> **Data to process**:
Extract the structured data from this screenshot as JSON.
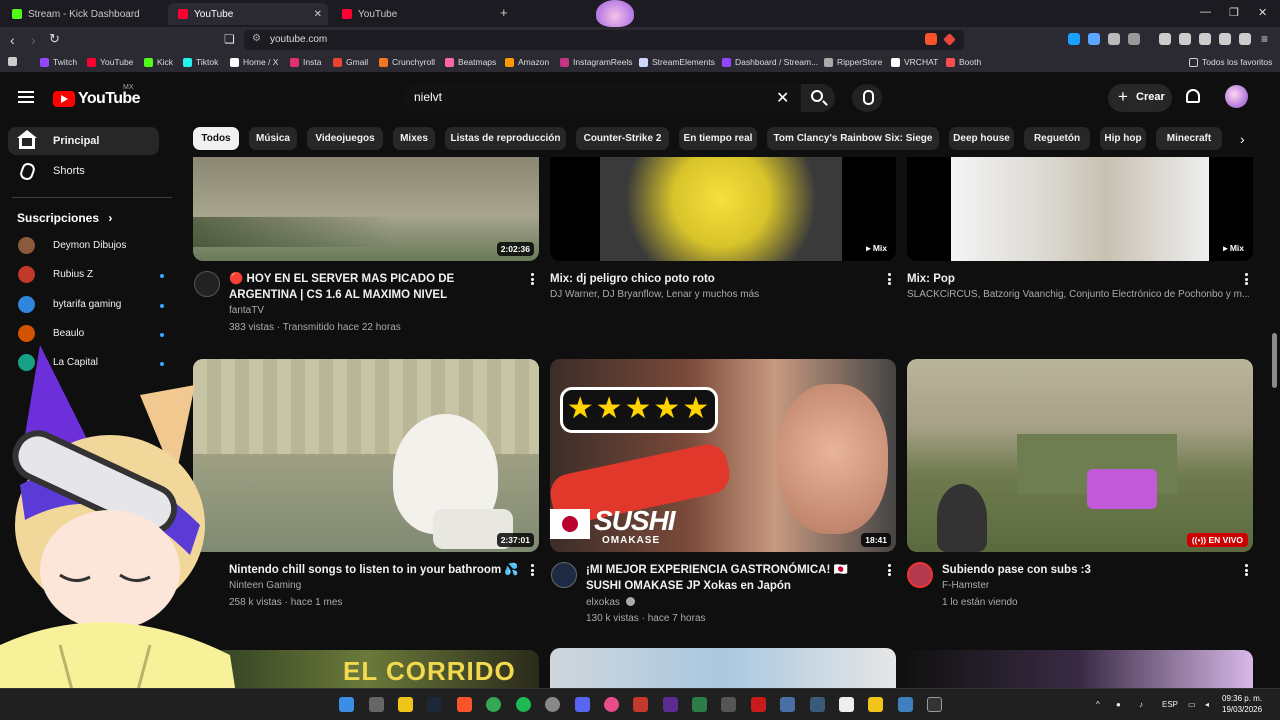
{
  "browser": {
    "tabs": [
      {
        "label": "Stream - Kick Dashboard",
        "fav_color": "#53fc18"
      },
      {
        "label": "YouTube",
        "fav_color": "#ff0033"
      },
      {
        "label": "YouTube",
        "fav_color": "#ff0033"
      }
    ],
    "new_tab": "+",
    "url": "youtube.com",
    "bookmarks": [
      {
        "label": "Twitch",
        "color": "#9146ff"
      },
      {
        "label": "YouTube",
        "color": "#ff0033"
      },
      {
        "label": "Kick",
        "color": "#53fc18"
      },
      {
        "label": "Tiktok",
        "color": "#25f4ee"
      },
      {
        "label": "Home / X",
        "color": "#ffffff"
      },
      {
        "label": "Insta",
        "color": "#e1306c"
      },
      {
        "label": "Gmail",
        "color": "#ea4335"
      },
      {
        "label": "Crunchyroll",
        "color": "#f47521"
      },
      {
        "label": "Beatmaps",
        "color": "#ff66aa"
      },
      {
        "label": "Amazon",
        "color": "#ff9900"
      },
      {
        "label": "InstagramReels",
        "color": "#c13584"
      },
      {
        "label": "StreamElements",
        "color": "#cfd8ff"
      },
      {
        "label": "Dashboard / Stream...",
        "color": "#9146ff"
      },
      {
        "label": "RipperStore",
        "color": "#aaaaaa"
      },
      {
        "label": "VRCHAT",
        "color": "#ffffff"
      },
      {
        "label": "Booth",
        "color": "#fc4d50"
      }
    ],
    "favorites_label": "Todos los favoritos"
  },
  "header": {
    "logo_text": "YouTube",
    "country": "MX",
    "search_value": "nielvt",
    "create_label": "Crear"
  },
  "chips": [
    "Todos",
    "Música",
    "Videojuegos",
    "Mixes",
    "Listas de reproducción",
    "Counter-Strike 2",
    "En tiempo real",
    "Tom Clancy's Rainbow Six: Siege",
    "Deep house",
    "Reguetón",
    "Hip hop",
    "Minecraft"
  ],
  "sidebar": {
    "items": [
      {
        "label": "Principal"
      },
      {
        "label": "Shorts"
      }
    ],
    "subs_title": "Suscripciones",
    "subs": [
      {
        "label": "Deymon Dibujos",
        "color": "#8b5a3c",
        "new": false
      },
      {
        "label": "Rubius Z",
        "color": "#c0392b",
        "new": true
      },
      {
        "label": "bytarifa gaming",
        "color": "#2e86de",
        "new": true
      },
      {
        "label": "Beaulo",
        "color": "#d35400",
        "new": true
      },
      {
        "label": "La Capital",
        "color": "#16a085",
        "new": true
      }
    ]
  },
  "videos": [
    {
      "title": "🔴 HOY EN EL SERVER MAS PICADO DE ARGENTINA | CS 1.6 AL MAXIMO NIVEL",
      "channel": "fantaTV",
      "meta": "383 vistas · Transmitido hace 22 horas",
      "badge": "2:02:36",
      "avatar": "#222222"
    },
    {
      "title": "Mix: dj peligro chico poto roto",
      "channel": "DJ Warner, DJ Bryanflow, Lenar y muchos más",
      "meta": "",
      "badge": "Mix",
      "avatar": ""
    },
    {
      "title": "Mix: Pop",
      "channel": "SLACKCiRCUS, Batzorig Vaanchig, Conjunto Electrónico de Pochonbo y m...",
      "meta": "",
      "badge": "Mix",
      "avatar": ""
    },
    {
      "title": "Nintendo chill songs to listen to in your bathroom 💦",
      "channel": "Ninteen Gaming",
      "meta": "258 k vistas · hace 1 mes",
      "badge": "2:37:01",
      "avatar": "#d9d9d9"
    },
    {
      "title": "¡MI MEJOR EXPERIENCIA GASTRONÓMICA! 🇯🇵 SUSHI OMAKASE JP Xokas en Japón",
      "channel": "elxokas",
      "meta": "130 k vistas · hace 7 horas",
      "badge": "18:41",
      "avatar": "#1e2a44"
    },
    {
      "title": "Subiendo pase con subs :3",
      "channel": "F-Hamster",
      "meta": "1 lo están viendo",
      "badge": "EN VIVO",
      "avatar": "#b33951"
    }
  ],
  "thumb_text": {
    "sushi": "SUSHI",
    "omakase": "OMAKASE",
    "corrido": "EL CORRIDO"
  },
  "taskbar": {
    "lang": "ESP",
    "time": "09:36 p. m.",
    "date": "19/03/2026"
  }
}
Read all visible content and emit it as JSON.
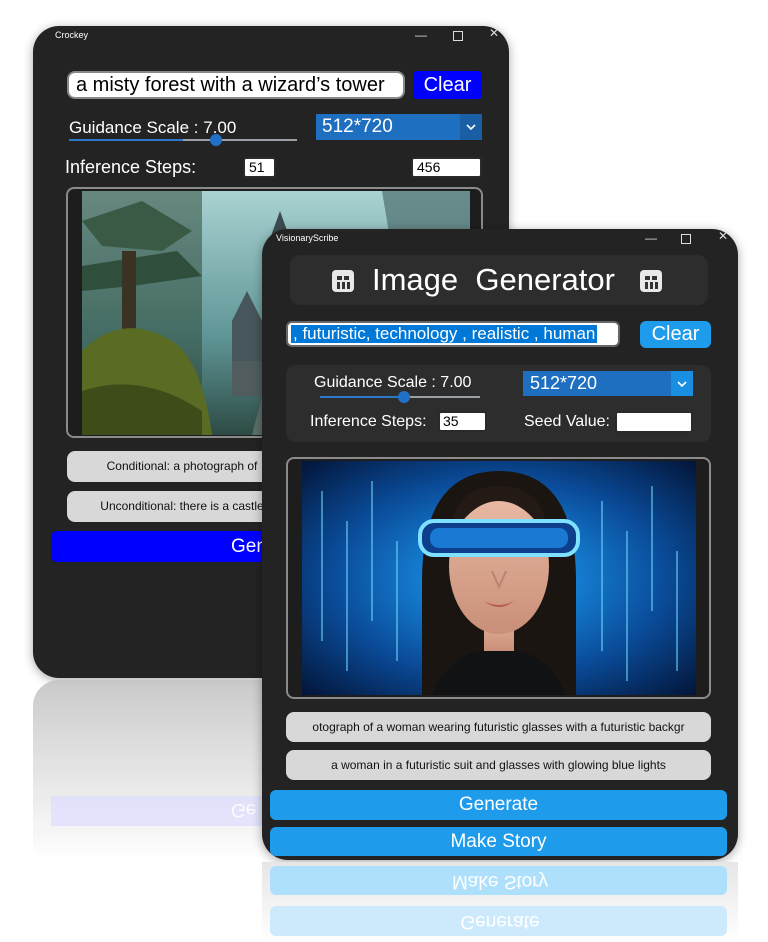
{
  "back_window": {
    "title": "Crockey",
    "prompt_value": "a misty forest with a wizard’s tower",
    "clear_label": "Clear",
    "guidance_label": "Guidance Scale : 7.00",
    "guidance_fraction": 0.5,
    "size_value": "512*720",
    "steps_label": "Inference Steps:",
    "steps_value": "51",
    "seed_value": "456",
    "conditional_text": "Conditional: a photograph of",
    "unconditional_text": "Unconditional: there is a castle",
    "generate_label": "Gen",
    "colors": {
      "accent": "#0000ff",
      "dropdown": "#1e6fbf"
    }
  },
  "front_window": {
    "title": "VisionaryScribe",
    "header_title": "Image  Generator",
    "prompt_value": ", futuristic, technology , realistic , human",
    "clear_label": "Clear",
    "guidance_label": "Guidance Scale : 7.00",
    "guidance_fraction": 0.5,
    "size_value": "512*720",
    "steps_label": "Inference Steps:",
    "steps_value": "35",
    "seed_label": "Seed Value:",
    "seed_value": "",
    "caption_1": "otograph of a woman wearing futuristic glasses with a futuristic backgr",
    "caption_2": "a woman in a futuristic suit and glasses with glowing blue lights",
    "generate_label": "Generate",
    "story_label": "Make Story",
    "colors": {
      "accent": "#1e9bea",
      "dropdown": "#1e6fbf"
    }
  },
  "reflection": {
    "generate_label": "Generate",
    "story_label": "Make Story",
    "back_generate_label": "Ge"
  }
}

> **Short exercise**:
Transcribe the material exactly, and leave out whatever pictures it holds.

> **Exercise answer**:
Extract the structured data from this screenshot as JSON.
{
  "browser": {
    "tabs": [
      {
        "label": "Stream - Kick Dashboard",
        "fav_color": "#53fc18"
      },
      {
        "label": "YouTube",
        "fav_color": "#ff0033"
      },
      {
        "label": "YouTube",
        "fav_color": "#ff0033"
      }
    ],
    "new_tab": "+",
    "url": "youtube.com",
    "bookmarks": [
      {
        "label": "Twitch",
        "color": "#9146ff"
      },
      {
        "label": "YouTube",
        "color": "#ff0033"
      },
      {
        "label": "Kick",
        "color": "#53fc18"
      },
      {
        "label": "Tiktok",
        "color": "#25f4ee"
      },
      {
        "label": "Home / X",
        "color": "#ffffff"
      },
      {
        "label": "Insta",
        "color": "#e1306c"
      },
      {
        "label": "Gmail",
        "color": "#ea4335"
      },
      {
        "label": "Crunchyroll",
        "color": "#f47521"
      },
      {
        "label": "Beatmaps",
        "color": "#ff66aa"
      },
      {
        "label": "Amazon",
        "color": "#ff9900"
      },
      {
        "label": "InstagramReels",
        "color": "#c13584"
      },
      {
        "label": "StreamElements",
        "color": "#cfd8ff"
      },
      {
        "label": "Dashboard / Stream...",
        "color": "#9146ff"
      },
      {
        "label": "RipperStore",
        "color": "#aaaaaa"
      },
      {
        "label": "VRCHAT",
        "color": "#ffffff"
      },
      {
        "label": "Booth",
        "color": "#fc4d50"
      }
    ],
    "favorites_label": "Todos los favoritos"
  },
  "header": {
    "logo_text": "YouTube",
    "country": "MX",
    "search_value": "nielvt",
    "create_label": "Crear"
  },
  "chips": [
    "Todos",
    "Música",
    "Videojuegos",
    "Mixes",
    "Listas de reproducción",
    "Counter-Strike 2",
    "En tiempo real",
    "Tom Clancy's Rainbow Six: Siege",
    "Deep house",
    "Reguetón",
    "Hip hop",
    "Minecraft"
  ],
  "sidebar": {
    "items": [
      {
        "label": "Principal"
      },
      {
        "label": "Shorts"
      }
    ],
    "subs_title": "Suscripciones",
    "subs": [
      {
        "label": "Deymon Dibujos",
        "color": "#8b5a3c",
        "new": false
      },
      {
        "label": "Rubius Z",
        "color": "#c0392b",
        "new": true
      },
      {
        "label": "bytarifa gaming",
        "color": "#2e86de",
        "new": true
      },
      {
        "label": "Beaulo",
        "color": "#d35400",
        "new": true
      },
      {
        "label": "La Capital",
        "color": "#16a085",
        "new": true
      }
    ]
  },
  "videos": [
    {
      "title": "🔴 HOY EN EL SERVER MAS PICADO DE ARGENTINA | CS 1.6 AL MAXIMO NIVEL",
      "channel": "fantaTV",
      "meta": "383 vistas · Transmitido hace 22 horas",
      "badge": "2:02:36",
      "avatar": "#222222"
    },
    {
      "title": "Mix: dj peligro chico poto roto",
      "channel": "DJ Warner, DJ Bryanflow, Lenar y muchos más",
      "meta": "",
      "badge": "Mix",
      "avatar": ""
    },
    {
      "title": "Mix: Pop",
      "channel": "SLACKCiRCUS, Batzorig Vaanchig, Conjunto Electrónico de Pochonbo y m...",
      "meta": "",
      "badge": "Mix",
      "avatar": ""
    },
    {
      "title": "Nintendo chill songs to listen to in your bathroom 💦",
      "channel": "Ninteen Gaming",
      "meta": "258 k vistas · hace 1 mes",
      "badge": "2:37:01",
      "avatar": "#d9d9d9"
    },
    {
      "title": "¡MI MEJOR EXPERIENCIA GASTRONÓMICA! 🇯🇵 SUSHI OMAKASE JP Xokas en Japón",
      "channel": "elxokas",
      "meta": "130 k vistas · hace 7 horas",
      "badge": "18:41",
      "avatar": "#1e2a44"
    },
    {
      "title": "Subiendo pase con subs :3",
      "channel": "F-Hamster",
      "meta": "1 lo están viendo",
      "badge": "EN VIVO",
      "avatar": "#b33951"
    }
  ],
  "thumb_text": {
    "sushi": "SUSHI",
    "omakase": "OMAKASE",
    "corrido": "EL CORRIDO"
  },
  "taskbar": {
    "lang": "ESP",
    "time": "09:36 p. m.",
    "date": "19/03/2026"
  }
}
Read all visible content and emit it as JSON.
{
  "back_window": {
    "title": "Crockey",
    "prompt_value": "a misty forest with a wizard’s tower",
    "clear_label": "Clear",
    "guidance_label": "Guidance Scale : 7.00",
    "guidance_fraction": 0.5,
    "size_value": "512*720",
    "steps_label": "Inference Steps:",
    "steps_value": "51",
    "seed_value": "456",
    "conditional_text": "Conditional: a photograph of",
    "unconditional_text": "Unconditional: there is a castle",
    "generate_label": "Gen",
    "colors": {
      "accent": "#0000ff",
      "dropdown": "#1e6fbf"
    }
  },
  "front_window": {
    "title": "VisionaryScribe",
    "header_title": "Image  Generator",
    "prompt_value": ", futuristic, technology , realistic , human",
    "clear_label": "Clear",
    "guidance_label": "Guidance Scale : 7.00",
    "guidance_fraction": 0.5,
    "size_value": "512*720",
    "steps_label": "Inference Steps:",
    "steps_value": "35",
    "seed_label": "Seed Value:",
    "seed_value": "",
    "caption_1": "otograph of a woman wearing futuristic glasses with a futuristic backgr",
    "caption_2": "a woman in a futuristic suit and glasses with glowing blue lights",
    "generate_label": "Generate",
    "story_label": "Make Story",
    "colors": {
      "accent": "#1e9bea",
      "dropdown": "#1e6fbf"
    }
  },
  "reflection": {
    "generate_label": "Generate",
    "story_label": "Make Story",
    "back_generate_label": "Ge"
  }
}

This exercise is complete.